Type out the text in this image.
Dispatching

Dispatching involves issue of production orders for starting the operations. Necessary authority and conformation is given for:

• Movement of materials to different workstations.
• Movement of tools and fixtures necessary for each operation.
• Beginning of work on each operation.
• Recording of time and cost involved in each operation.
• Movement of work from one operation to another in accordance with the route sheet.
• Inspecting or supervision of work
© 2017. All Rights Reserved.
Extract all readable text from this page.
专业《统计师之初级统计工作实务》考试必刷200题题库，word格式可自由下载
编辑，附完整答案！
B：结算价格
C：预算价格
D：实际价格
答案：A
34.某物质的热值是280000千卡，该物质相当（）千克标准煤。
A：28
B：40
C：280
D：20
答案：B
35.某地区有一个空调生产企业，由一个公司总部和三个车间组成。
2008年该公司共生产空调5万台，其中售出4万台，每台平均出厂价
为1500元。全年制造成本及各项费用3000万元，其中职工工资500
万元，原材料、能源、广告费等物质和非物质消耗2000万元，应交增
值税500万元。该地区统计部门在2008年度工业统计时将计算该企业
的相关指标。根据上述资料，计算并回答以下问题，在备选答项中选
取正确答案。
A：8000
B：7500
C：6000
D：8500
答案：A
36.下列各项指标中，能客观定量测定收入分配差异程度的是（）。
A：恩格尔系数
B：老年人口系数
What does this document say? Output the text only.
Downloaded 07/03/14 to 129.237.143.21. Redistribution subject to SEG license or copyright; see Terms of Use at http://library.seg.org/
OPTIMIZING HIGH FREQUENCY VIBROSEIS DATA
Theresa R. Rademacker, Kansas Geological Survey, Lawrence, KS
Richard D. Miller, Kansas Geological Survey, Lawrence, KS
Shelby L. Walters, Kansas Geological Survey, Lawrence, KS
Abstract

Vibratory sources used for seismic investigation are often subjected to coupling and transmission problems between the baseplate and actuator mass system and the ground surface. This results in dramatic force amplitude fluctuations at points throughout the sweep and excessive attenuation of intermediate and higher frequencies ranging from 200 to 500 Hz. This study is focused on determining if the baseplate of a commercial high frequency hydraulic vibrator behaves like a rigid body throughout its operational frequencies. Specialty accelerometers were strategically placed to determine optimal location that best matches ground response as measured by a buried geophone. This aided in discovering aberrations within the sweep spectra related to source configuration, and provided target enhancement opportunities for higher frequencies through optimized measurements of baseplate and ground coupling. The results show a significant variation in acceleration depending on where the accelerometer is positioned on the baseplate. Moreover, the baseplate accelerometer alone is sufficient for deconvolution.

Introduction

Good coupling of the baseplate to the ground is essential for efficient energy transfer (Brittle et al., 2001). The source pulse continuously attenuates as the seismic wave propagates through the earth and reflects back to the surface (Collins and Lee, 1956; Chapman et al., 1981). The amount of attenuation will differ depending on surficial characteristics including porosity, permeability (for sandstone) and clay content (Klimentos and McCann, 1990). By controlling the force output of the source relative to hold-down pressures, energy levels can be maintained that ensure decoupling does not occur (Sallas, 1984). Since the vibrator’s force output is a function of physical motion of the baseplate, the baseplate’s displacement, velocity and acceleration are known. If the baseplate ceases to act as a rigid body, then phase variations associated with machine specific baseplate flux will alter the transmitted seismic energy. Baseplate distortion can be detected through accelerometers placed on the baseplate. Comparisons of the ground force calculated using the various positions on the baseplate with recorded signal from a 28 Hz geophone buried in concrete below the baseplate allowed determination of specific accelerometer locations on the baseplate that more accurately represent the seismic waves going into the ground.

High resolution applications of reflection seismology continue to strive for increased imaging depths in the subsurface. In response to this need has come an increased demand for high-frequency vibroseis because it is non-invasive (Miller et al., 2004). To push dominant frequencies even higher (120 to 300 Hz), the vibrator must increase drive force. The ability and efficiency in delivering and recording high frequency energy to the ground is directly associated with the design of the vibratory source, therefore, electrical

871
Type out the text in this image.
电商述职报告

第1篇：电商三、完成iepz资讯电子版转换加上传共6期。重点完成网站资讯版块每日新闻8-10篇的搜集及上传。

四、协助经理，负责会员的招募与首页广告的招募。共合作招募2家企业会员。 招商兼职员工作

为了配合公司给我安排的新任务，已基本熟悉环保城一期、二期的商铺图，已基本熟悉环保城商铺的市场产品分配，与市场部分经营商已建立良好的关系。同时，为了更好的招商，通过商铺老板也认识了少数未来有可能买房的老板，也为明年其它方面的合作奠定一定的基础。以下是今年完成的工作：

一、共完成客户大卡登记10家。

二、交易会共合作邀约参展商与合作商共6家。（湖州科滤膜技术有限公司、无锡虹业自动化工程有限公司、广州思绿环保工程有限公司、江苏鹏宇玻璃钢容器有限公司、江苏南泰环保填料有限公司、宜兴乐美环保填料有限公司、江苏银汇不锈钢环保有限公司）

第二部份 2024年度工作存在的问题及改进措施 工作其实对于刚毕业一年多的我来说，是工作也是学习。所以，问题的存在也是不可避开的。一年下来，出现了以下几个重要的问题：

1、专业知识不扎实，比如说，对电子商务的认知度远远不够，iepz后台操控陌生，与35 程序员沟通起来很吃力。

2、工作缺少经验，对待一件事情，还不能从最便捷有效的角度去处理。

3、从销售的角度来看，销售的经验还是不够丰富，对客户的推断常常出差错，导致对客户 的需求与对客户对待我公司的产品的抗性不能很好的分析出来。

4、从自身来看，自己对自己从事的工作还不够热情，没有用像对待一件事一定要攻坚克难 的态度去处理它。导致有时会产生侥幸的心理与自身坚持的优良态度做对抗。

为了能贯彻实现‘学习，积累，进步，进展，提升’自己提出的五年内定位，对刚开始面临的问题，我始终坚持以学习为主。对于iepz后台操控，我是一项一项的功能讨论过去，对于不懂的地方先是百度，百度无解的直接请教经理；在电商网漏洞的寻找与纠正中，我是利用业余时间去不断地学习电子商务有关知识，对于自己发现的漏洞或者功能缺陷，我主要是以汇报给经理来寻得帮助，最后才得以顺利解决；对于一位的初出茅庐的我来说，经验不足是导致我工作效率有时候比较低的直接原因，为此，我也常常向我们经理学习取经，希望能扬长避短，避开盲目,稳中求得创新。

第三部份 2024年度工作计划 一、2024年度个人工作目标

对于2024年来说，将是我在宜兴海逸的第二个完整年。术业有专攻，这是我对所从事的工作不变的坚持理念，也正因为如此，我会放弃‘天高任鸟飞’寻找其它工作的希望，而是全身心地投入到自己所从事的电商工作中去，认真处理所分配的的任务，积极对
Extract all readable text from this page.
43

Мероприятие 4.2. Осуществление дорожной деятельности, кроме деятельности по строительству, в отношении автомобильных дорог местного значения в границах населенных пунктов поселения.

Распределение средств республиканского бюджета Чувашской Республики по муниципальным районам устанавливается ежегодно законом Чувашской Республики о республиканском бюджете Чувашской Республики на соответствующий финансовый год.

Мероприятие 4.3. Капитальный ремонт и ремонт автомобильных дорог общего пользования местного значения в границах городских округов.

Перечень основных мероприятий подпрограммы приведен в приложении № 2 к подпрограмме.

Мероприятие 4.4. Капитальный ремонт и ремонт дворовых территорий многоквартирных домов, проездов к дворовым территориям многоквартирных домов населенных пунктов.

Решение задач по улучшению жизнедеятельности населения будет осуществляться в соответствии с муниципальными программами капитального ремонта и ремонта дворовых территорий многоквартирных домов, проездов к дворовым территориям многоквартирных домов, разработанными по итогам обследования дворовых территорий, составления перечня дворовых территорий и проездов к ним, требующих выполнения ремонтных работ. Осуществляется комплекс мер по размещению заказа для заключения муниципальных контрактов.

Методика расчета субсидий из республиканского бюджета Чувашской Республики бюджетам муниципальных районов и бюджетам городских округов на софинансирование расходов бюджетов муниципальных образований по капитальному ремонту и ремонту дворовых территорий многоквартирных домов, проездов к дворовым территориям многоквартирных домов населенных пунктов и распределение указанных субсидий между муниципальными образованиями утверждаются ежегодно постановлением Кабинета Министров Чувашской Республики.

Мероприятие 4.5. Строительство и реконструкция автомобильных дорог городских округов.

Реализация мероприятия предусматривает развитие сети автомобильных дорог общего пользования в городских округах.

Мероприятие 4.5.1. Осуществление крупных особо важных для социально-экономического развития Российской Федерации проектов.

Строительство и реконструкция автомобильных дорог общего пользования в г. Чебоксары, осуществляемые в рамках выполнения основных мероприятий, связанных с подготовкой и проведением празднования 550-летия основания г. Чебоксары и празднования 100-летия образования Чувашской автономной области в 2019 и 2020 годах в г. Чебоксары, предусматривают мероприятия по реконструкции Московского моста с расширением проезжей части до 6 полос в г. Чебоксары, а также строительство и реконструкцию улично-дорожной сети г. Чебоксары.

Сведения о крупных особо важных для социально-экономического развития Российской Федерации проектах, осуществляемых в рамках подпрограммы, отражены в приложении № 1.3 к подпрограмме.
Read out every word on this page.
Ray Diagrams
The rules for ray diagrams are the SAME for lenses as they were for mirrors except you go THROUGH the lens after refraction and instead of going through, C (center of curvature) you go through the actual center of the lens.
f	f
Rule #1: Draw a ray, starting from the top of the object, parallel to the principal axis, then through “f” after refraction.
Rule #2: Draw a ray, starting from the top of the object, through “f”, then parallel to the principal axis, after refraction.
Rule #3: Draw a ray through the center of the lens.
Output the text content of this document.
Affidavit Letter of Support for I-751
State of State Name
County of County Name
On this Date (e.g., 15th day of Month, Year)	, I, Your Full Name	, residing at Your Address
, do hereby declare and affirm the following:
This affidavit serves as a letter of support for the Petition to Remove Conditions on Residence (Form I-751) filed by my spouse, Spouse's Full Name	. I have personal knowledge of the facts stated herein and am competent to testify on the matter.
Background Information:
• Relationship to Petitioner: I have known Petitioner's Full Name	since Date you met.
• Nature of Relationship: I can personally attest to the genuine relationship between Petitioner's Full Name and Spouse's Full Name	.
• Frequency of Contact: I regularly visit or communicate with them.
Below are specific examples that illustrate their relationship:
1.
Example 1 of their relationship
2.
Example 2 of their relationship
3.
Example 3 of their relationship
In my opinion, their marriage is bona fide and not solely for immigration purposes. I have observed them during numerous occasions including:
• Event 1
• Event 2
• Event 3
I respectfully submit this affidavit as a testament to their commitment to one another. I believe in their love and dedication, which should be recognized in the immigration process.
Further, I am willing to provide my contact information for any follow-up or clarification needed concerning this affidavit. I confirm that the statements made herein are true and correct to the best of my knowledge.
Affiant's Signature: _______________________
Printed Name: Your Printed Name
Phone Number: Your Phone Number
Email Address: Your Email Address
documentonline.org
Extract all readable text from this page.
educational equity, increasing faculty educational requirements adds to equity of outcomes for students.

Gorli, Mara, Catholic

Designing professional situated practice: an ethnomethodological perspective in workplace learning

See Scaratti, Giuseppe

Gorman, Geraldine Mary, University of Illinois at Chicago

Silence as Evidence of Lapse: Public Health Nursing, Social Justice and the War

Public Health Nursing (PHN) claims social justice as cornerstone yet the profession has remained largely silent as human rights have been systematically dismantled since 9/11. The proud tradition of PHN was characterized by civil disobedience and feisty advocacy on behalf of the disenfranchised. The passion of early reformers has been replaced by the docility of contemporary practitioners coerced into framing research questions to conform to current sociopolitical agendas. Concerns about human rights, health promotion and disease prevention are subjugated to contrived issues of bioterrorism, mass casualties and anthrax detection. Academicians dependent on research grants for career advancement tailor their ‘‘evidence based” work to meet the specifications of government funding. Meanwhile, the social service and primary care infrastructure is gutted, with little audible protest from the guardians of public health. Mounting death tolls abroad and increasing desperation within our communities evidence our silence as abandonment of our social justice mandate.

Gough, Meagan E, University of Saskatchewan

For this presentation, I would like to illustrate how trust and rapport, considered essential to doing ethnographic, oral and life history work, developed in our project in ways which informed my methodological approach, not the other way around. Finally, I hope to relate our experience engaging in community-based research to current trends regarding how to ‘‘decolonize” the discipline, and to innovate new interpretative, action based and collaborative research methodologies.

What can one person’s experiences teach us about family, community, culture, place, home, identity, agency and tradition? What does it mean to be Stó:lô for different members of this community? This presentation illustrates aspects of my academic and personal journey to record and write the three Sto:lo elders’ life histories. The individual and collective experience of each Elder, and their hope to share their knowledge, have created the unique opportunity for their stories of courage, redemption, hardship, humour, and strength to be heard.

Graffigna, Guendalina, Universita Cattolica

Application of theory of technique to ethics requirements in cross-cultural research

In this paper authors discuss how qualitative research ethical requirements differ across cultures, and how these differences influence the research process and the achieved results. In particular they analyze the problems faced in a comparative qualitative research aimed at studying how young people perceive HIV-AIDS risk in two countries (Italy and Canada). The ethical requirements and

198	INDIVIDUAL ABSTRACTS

________________

> REQUIREMENTS
Track down all lines above with the string "parallel" and copy them.

> EXERCISE ANSWER
Rule #1: Draw a ray, starting from the top of the object, parallel to the principal axis, then through “f” after refraction.
Rule #2: Draw a ray, starting from the top of the object, through “f”, then parallel to the principal axis, after refraction.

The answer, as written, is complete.